# start of INPUT
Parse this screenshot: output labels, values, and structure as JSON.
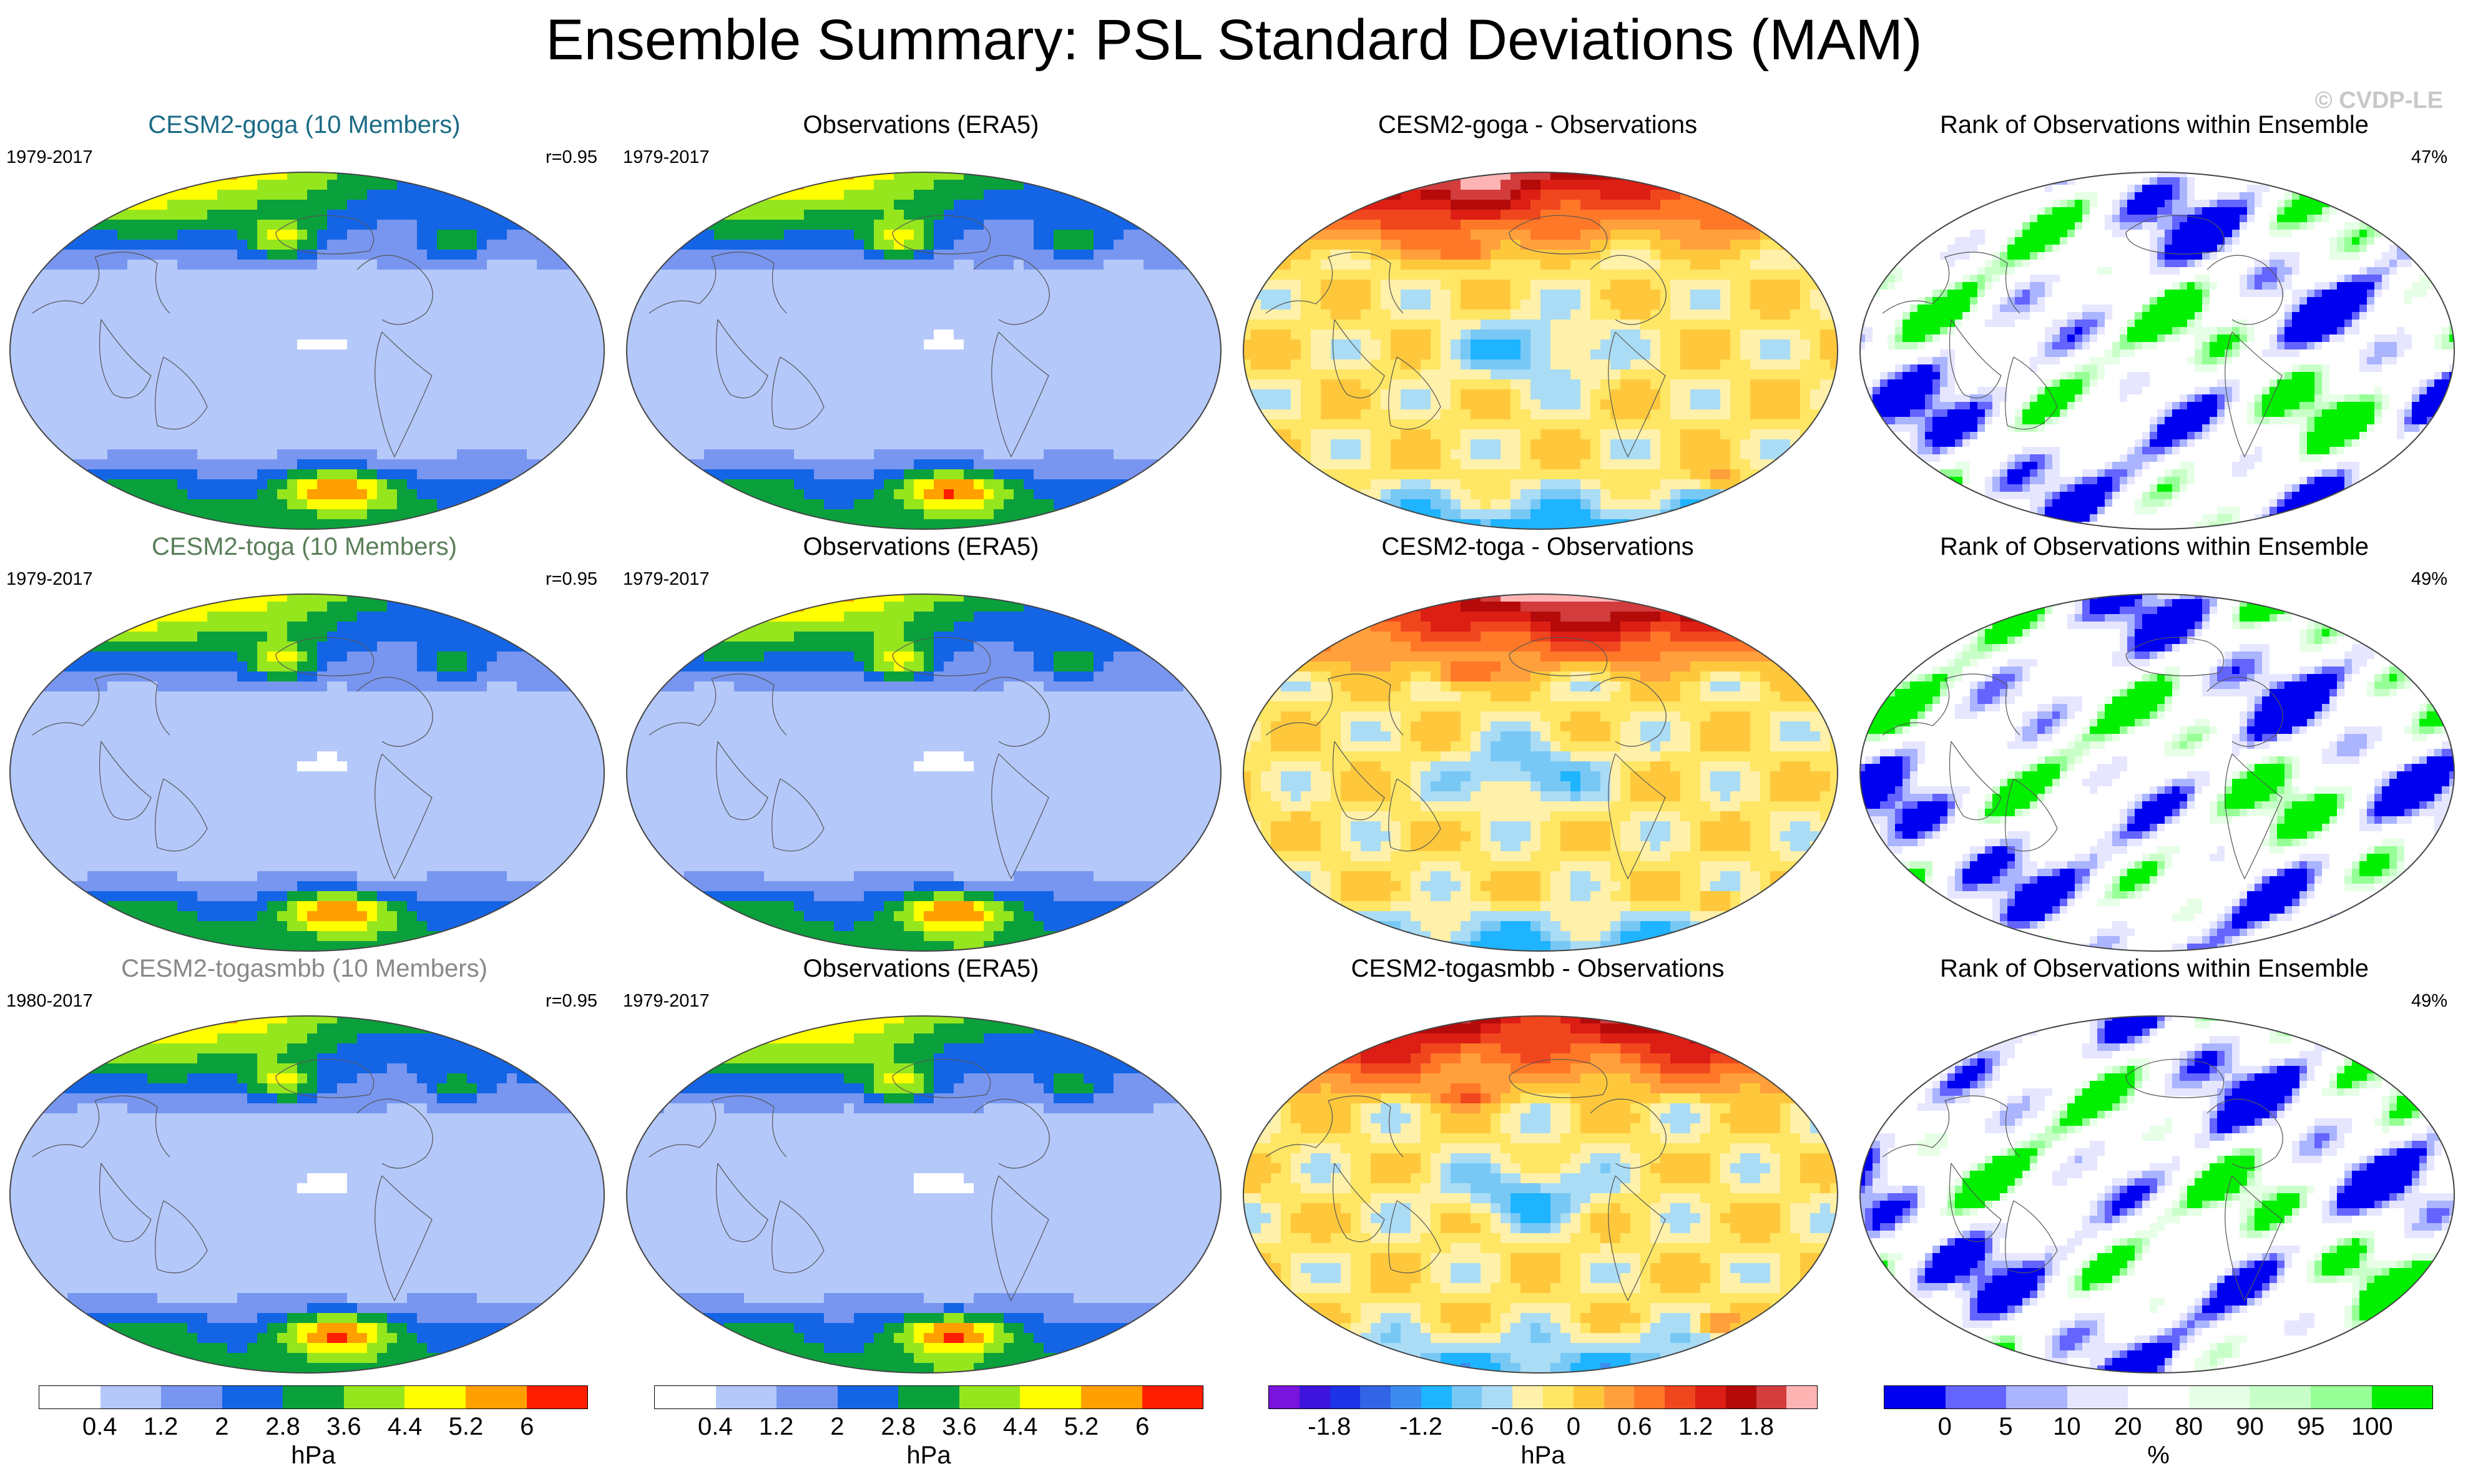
{
  "title": "Ensemble Summary: PSL Standard Deviations (MAM)",
  "copyright": "© CVDP-LE",
  "colors": {
    "goga": "#1c6b86",
    "toga": "#5a7e5a",
    "togasmbb": "#888888"
  },
  "rows": [
    {
      "model": {
        "title": "CESM2-goga (10 Members)",
        "title_color": "#1c6b86",
        "years": "1979-2017",
        "stat": "r=0.95"
      },
      "obs": {
        "title": "Observations (ERA5)",
        "years": "1979-2017"
      },
      "diff": {
        "title": "CESM2-goga - Observations"
      },
      "rank": {
        "title": "Rank of Observations within Ensemble",
        "stat": "47%"
      }
    },
    {
      "model": {
        "title": "CESM2-toga (10 Members)",
        "title_color": "#5a7e5a",
        "years": "1979-2017",
        "stat": "r=0.95"
      },
      "obs": {
        "title": "Observations (ERA5)",
        "years": "1979-2017"
      },
      "diff": {
        "title": "CESM2-toga - Observations"
      },
      "rank": {
        "title": "Rank of Observations within Ensemble",
        "stat": "49%"
      }
    },
    {
      "model": {
        "title": "CESM2-togasmbb (10 Members)",
        "title_color": "#888888",
        "years": "1980-2017",
        "stat": "r=0.95"
      },
      "obs": {
        "title": "Observations (ERA5)",
        "years": "1979-2017"
      },
      "diff": {
        "title": "CESM2-togasmbb - Observations"
      },
      "rank": {
        "title": "Rank of Observations within Ensemble",
        "stat": "49%"
      }
    }
  ],
  "colorbars": {
    "std": {
      "colors": [
        "#ffffff",
        "#b4c8fa",
        "#7896f0",
        "#1464e6",
        "#0aa03c",
        "#96e61e",
        "#ffff00",
        "#ffa000",
        "#ff1e00"
      ],
      "labels": [
        "0.4",
        "1.2",
        "2",
        "2.8",
        "3.6",
        "4.4",
        "5.2",
        "6"
      ],
      "unit": "hPa"
    },
    "diff": {
      "colors": [
        "#7814dc",
        "#3c14dc",
        "#1e32e6",
        "#3264e6",
        "#3c8cf0",
        "#1eb4ff",
        "#78c8f5",
        "#aadcf5",
        "#fff0aa",
        "#ffe664",
        "#ffc83c",
        "#ffa03c",
        "#ff7828",
        "#f0461e",
        "#dc1e14",
        "#b40a0a",
        "#d23c3c",
        "#ffb4b4"
      ],
      "labels": [
        "-1.8",
        "-1.2",
        "-0.6",
        "0",
        "0.6",
        "1.2",
        "1.8"
      ],
      "unit": "hPa"
    },
    "rank": {
      "colors": [
        "#0000f0",
        "#6464ff",
        "#aab4ff",
        "#e6e6ff",
        "#ffffff",
        "#e6ffe6",
        "#c8ffc8",
        "#96ff96",
        "#00f000"
      ],
      "labels": [
        "0",
        "5",
        "10",
        "20",
        "80",
        "90",
        "95",
        "100"
      ],
      "unit": "%"
    }
  }
}
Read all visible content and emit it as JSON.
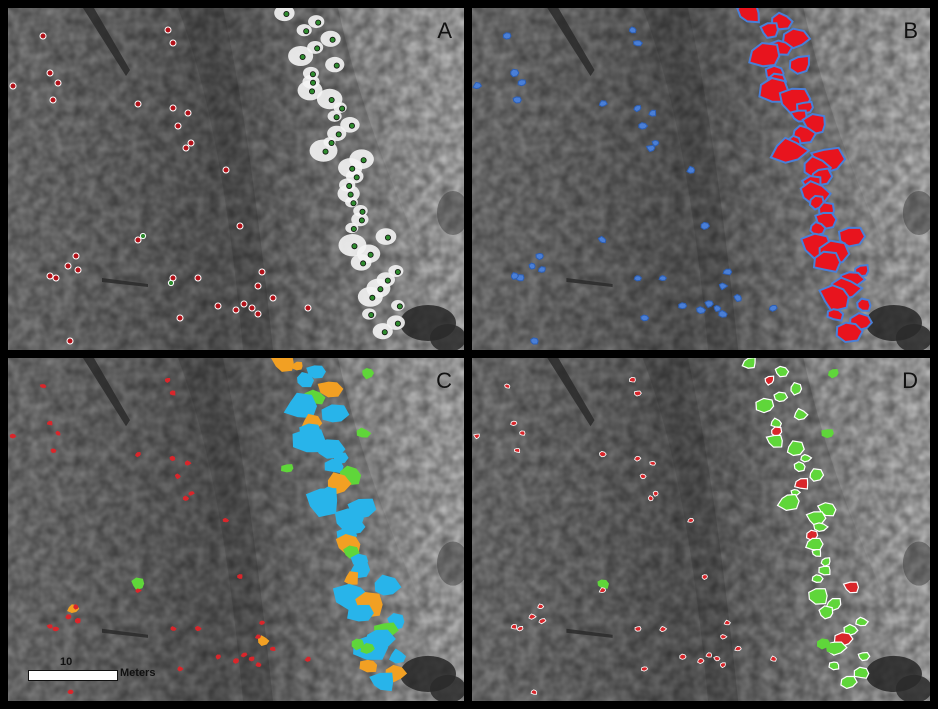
{
  "panels": [
    {
      "letter": "A",
      "overlay": "points"
    },
    {
      "letter": "B",
      "overlay": "segmented-polygons"
    },
    {
      "letter": "C",
      "overlay": "class-colored-polygons"
    },
    {
      "letter": "D",
      "overlay": "accuracy-colored-polygons"
    }
  ],
  "scalebar": {
    "value": "10",
    "unit": "Meters"
  },
  "colors": {
    "point_red": "#b3121a",
    "point_green": "#2e8b2e",
    "polygon_red": "#e8141e",
    "polygon_outline_blue": "#4a7fd6",
    "class_orange": "#f2a023",
    "class_cyan": "#28b4ea",
    "class_green": "#5fd63a",
    "class_red": "#d9262b"
  }
}
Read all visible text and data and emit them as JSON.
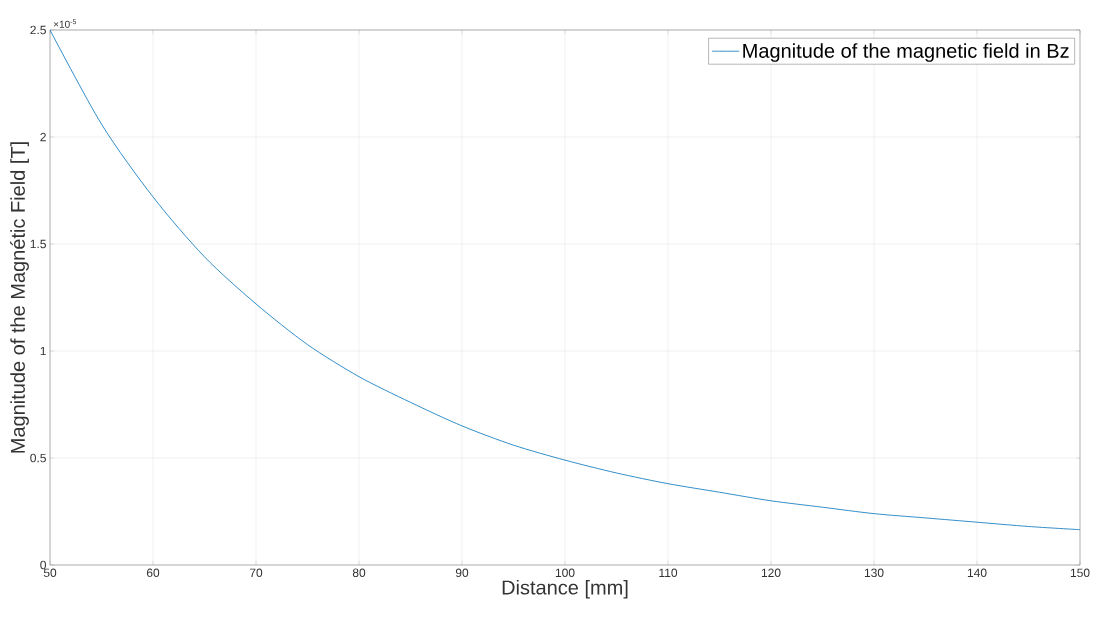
{
  "chart_data": {
    "type": "line",
    "xlabel": "Distance [mm]",
    "ylabel": "Magnitude of the Magnétic Field [T]",
    "annotations": [
      "×10$^{-5}$"
    ],
    "x": [
      50,
      55,
      60,
      65,
      70,
      75,
      80,
      85,
      90,
      95,
      100,
      105,
      110,
      115,
      120,
      125,
      130,
      135,
      140,
      145,
      150
    ],
    "series": [
      {
        "name": "Magnitude of the magnetic field in Bz",
        "color": "#0072bd",
        "values": [
          2.5,
          2.06,
          1.72,
          1.44,
          1.22,
          1.03,
          0.88,
          0.76,
          0.65,
          0.56,
          0.49,
          0.43,
          0.38,
          0.34,
          0.3,
          0.27,
          0.24,
          0.22,
          0.2,
          0.18,
          0.165
        ]
      }
    ],
    "xlim": [
      50,
      150
    ],
    "xticks": [
      50,
      60,
      70,
      80,
      90,
      100,
      110,
      120,
      130,
      140,
      150
    ],
    "ylim": [
      0,
      2.5
    ],
    "yticks": [
      0,
      0.5,
      1,
      1.5,
      2,
      2.5
    ],
    "grid": true,
    "legend": "top right",
    "marker": "none",
    "line_style": "solid"
  }
}
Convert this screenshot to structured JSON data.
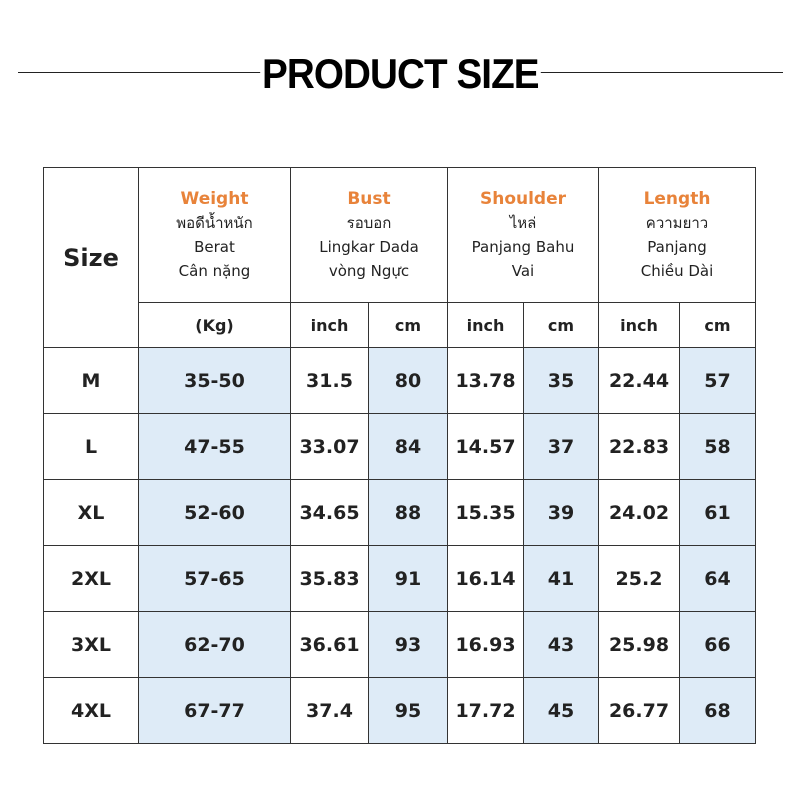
{
  "header": {
    "title": "PRODUCT SIZE"
  },
  "table": {
    "size_label": "Size",
    "groups": [
      {
        "title": "Weight",
        "lines": [
          "พอดีน้ำหนัก",
          "Berat",
          "Cân nặng"
        ]
      },
      {
        "title": "Bust",
        "lines": [
          "รอบอก",
          "Lingkar Dada",
          "vòng Ngực"
        ]
      },
      {
        "title": "Shoulder",
        "lines": [
          "ไหล่",
          "Panjang Bahu",
          "Vai"
        ]
      },
      {
        "title": "Length",
        "lines": [
          "ความยาว",
          "Panjang",
          "Chiều Dài"
        ]
      }
    ],
    "units": [
      "(Kg)",
      "inch",
      "cm",
      "inch",
      "cm",
      "inch",
      "cm"
    ],
    "rows": [
      [
        "M",
        "35-50",
        "31.5",
        "80",
        "13.78",
        "35",
        "22.44",
        "57"
      ],
      [
        "L",
        "47-55",
        "33.07",
        "84",
        "14.57",
        "37",
        "22.83",
        "58"
      ],
      [
        "XL",
        "52-60",
        "34.65",
        "88",
        "15.35",
        "39",
        "24.02",
        "61"
      ],
      [
        "2XL",
        "57-65",
        "35.83",
        "91",
        "16.14",
        "41",
        "25.2",
        "64"
      ],
      [
        "3XL",
        "62-70",
        "36.61",
        "93",
        "16.93",
        "43",
        "25.98",
        "66"
      ],
      [
        "4XL",
        "67-77",
        "37.4",
        "95",
        "17.72",
        "45",
        "26.77",
        "68"
      ]
    ]
  }
}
# end of INPUT
Set down all the entries exactly as they appear, but skip any pictures.

# SOLUTION
Parse this screenshot: output labels, values, and structure as JSON.
{
  "title": "Ensemble Summary: PSL Standard Deviations (MAM)",
  "copyright": "© CVDP-LE",
  "colors": {
    "goga": "#1c6b86",
    "toga": "#5a7e5a",
    "togasmbb": "#888888"
  },
  "rows": [
    {
      "model": {
        "title": "CESM2-goga (10 Members)",
        "title_color": "#1c6b86",
        "years": "1979-2017",
        "stat": "r=0.95"
      },
      "obs": {
        "title": "Observations (ERA5)",
        "years": "1979-2017"
      },
      "diff": {
        "title": "CESM2-goga - Observations"
      },
      "rank": {
        "title": "Rank of Observations within Ensemble",
        "stat": "47%"
      }
    },
    {
      "model": {
        "title": "CESM2-toga (10 Members)",
        "title_color": "#5a7e5a",
        "years": "1979-2017",
        "stat": "r=0.95"
      },
      "obs": {
        "title": "Observations (ERA5)",
        "years": "1979-2017"
      },
      "diff": {
        "title": "CESM2-toga - Observations"
      },
      "rank": {
        "title": "Rank of Observations within Ensemble",
        "stat": "49%"
      }
    },
    {
      "model": {
        "title": "CESM2-togasmbb (10 Members)",
        "title_color": "#888888",
        "years": "1980-2017",
        "stat": "r=0.95"
      },
      "obs": {
        "title": "Observations (ERA5)",
        "years": "1979-2017"
      },
      "diff": {
        "title": "CESM2-togasmbb - Observations"
      },
      "rank": {
        "title": "Rank of Observations within Ensemble",
        "stat": "49%"
      }
    }
  ],
  "colorbars": {
    "std": {
      "colors": [
        "#ffffff",
        "#b4c8fa",
        "#7896f0",
        "#1464e6",
        "#0aa03c",
        "#96e61e",
        "#ffff00",
        "#ffa000",
        "#ff1e00"
      ],
      "labels": [
        "0.4",
        "1.2",
        "2",
        "2.8",
        "3.6",
        "4.4",
        "5.2",
        "6"
      ],
      "unit": "hPa"
    },
    "diff": {
      "colors": [
        "#7814dc",
        "#3c14dc",
        "#1e32e6",
        "#3264e6",
        "#3c8cf0",
        "#1eb4ff",
        "#78c8f5",
        "#aadcf5",
        "#fff0aa",
        "#ffe664",
        "#ffc83c",
        "#ffa03c",
        "#ff7828",
        "#f0461e",
        "#dc1e14",
        "#b40a0a",
        "#d23c3c",
        "#ffb4b4"
      ],
      "labels": [
        "-1.8",
        "-1.2",
        "-0.6",
        "0",
        "0.6",
        "1.2",
        "1.8"
      ],
      "unit": "hPa"
    },
    "rank": {
      "colors": [
        "#0000f0",
        "#6464ff",
        "#aab4ff",
        "#e6e6ff",
        "#ffffff",
        "#e6ffe6",
        "#c8ffc8",
        "#96ff96",
        "#00f000"
      ],
      "labels": [
        "0",
        "5",
        "10",
        "20",
        "80",
        "90",
        "95",
        "100"
      ],
      "unit": "%"
    }
  }
}
Read all visible content and emit it as JSON.
{
  "panels": [
    {
      "letter": "A",
      "overlay": "points"
    },
    {
      "letter": "B",
      "overlay": "segmented-polygons"
    },
    {
      "letter": "C",
      "overlay": "class-colored-polygons"
    },
    {
      "letter": "D",
      "overlay": "accuracy-colored-polygons"
    }
  ],
  "scalebar": {
    "value": "10",
    "unit": "Meters"
  },
  "colors": {
    "point_red": "#b3121a",
    "point_green": "#2e8b2e",
    "polygon_red": "#e8141e",
    "polygon_outline_blue": "#4a7fd6",
    "class_orange": "#f2a023",
    "class_cyan": "#28b4ea",
    "class_green": "#5fd63a",
    "class_red": "#d9262b"
  }
}
Read all visible text and data and emit them as JSON.
{
  "chart_data": {
    "type": "line",
    "xlabel": "Distance [mm]",
    "ylabel": "Magnitude of the Magnétic Field [T]",
    "annotations": [
      "×10$^{-5}$"
    ],
    "x": [
      50,
      55,
      60,
      65,
      70,
      75,
      80,
      85,
      90,
      95,
      100,
      105,
      110,
      115,
      120,
      125,
      130,
      135,
      140,
      145,
      150
    ],
    "series": [
      {
        "name": "Magnitude of the magnetic field in Bz",
        "color": "#0072bd",
        "values": [
          2.5,
          2.06,
          1.72,
          1.44,
          1.22,
          1.03,
          0.88,
          0.76,
          0.65,
          0.56,
          0.49,
          0.43,
          0.38,
          0.34,
          0.3,
          0.27,
          0.24,
          0.22,
          0.2,
          0.18,
          0.165
        ]
      }
    ],
    "xlim": [
      50,
      150
    ],
    "xticks": [
      50,
      60,
      70,
      80,
      90,
      100,
      110,
      120,
      130,
      140,
      150
    ],
    "ylim": [
      0,
      2.5
    ],
    "yticks": [
      0,
      0.5,
      1,
      1.5,
      2,
      2.5
    ],
    "grid": true,
    "legend": "top right",
    "marker": "none",
    "line_style": "solid"
  }
}
Convert this screenshot to structured JSON data.
{
  "header": {
    "title": "PRODUCT SIZE"
  },
  "table": {
    "size_label": "Size",
    "groups": [
      {
        "title": "Weight",
        "lines": [
          "พอดีน้ำหนัก",
          "Berat",
          "Cân nặng"
        ]
      },
      {
        "title": "Bust",
        "lines": [
          "รอบอก",
          "Lingkar Dada",
          "vòng Ngực"
        ]
      },
      {
        "title": "Shoulder",
        "lines": [
          "ไหล่",
          "Panjang Bahu",
          "Vai"
        ]
      },
      {
        "title": "Length",
        "lines": [
          "ความยาว",
          "Panjang",
          "Chiều Dài"
        ]
      }
    ],
    "units": [
      "(Kg)",
      "inch",
      "cm",
      "inch",
      "cm",
      "inch",
      "cm"
    ],
    "rows": [
      [
        "M",
        "35-50",
        "31.5",
        "80",
        "13.78",
        "35",
        "22.44",
        "57"
      ],
      [
        "L",
        "47-55",
        "33.07",
        "84",
        "14.57",
        "37",
        "22.83",
        "58"
      ],
      [
        "XL",
        "52-60",
        "34.65",
        "88",
        "15.35",
        "39",
        "24.02",
        "61"
      ],
      [
        "2XL",
        "57-65",
        "35.83",
        "91",
        "16.14",
        "41",
        "25.2",
        "64"
      ],
      [
        "3XL",
        "62-70",
        "36.61",
        "93",
        "16.93",
        "43",
        "25.98",
        "66"
      ],
      [
        "4XL",
        "67-77",
        "37.4",
        "95",
        "17.72",
        "45",
        "26.77",
        "68"
      ]
    ]
  }
}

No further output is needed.